> _THE TASK_: Reproduce the entries word for word, and omit any picture you find in them.
===== RECORD LIST
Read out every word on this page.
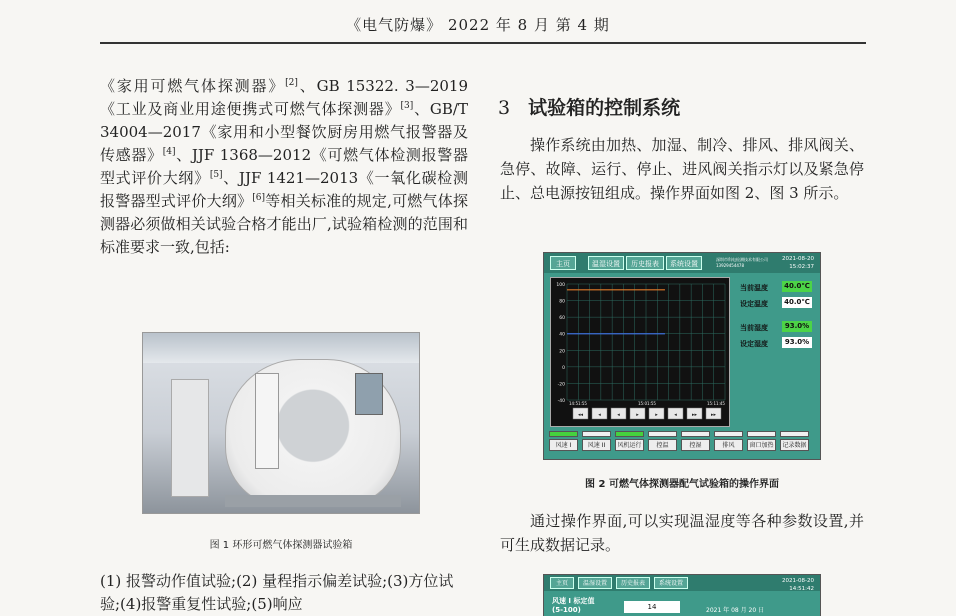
《电气防爆》 2022 年 8 月 第 4 期

《家用可燃气体探测器》[2]、GB 15322. 3—2019《工业及商业用途便携式可燃气体探测器》[3]、GB/T 34004—2017《家用和小型餐饮厨房用燃气报警器及传感器》[4]、JJF 1368—2012《可燃气体检测报警器型式评价大纲》[5]、JJF 1421—2013《一氧化碳检测报警器型式评价大纲》[6]等相关标准的规定,可燃气体探测器必须做相关试验合格才能出厂,试验箱检测的范围和标准要求一致,包括:

图 1 环形可燃气体探测器试验箱
(1) 报警动作值试验;(2) 量程指示偏差试验;(3)方位试验;(4)报警重复性试验;(5)响应
3 试验箱的控制系统
操作系统由加热、加湿、制冷、排风、排风阀关、急停、故障、运行、停止、进风阀关指示灯以及紧急停止、总电源按钮组成。操作界面如图 2、图 3 所示。
主页	温湿设置	历史报表	系统设置
深圳市科电检测技术有限公司 13929454478
2021-08-20
15:02:37
100
80
60
40
20
0
-20
-40 14:51:55	15:01:55	15:11:45
◂◂	◂	◂	▸	▸	◂	▸▸	▸▸
当前温度	40.0℃
设定温度	40.0℃
当前湿度	93.0%
设定湿度	93.0%
风速 I	风速 II	风机运行	控温	控湿	排风	窗口加热	记录数据
图 2 可燃气体探测器配气试验箱的操作界面
通过操作界面,可以实现温湿度等各种参数设置,并可生成数据记录。
主页	温湿设置	历史报表	系统设置	2021-08-20
14:51:42
风速 I 标定值
(5-100)	14	2021 年 08 月 20 日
==========
> _RESULT BELOW_:
Read out every word on this page.
《电气防爆》 2022 年 8 月 第 4 期

《家用可燃气体探测器》[2]、GB 15322. 3—2019《工业及商业用途便携式可燃气体探测器》[3]、GB/T 34004—2017《家用和小型餐饮厨房用燃气报警器及传感器》[4]、JJF 1368—2012《可燃气体检测报警器型式评价大纲》[5]、JJF 1421—2013《一氧化碳检测报警器型式评价大纲》[6]等相关标准的规定,可燃气体探测器必须做相关试验合格才能出厂,试验箱检测的范围和标准要求一致,包括:

图 1 环形可燃气体探测器试验箱
(1) 报警动作值试验;(2) 量程指示偏差试验;(3)方位试验;(4)报警重复性试验;(5)响应
3 试验箱的控制系统
操作系统由加热、加湿、制冷、排风、排风阀关、急停、故障、运行、停止、进风阀关指示灯以及紧急停止、总电源按钮组成。操作界面如图 2、图 3 所示。
主页	温湿设置	历史报表	系统设置
深圳市科电检测技术有限公司 13929454478
2021-08-20
15:02:37
100
80
60
40
20
0
-20
-40 14:51:55	15:01:55	15:11:45
◂◂	◂	◂	▸	▸	◂	▸▸	▸▸
当前温度	40.0℃
设定温度	40.0℃
当前湿度	93.0%
设定湿度	93.0%
风速 I	风速 II	风机运行	控温	控湿	排风	窗口加热	记录数据
图 2 可燃气体探测器配气试验箱的操作界面
通过操作界面,可以实现温湿度等各种参数设置,并可生成数据记录。
主页	温湿设置	历史报表	系统设置	2021-08-20
14:51:42
风速 I 标定值
(5-100)	14	2021 年 08 月 20 日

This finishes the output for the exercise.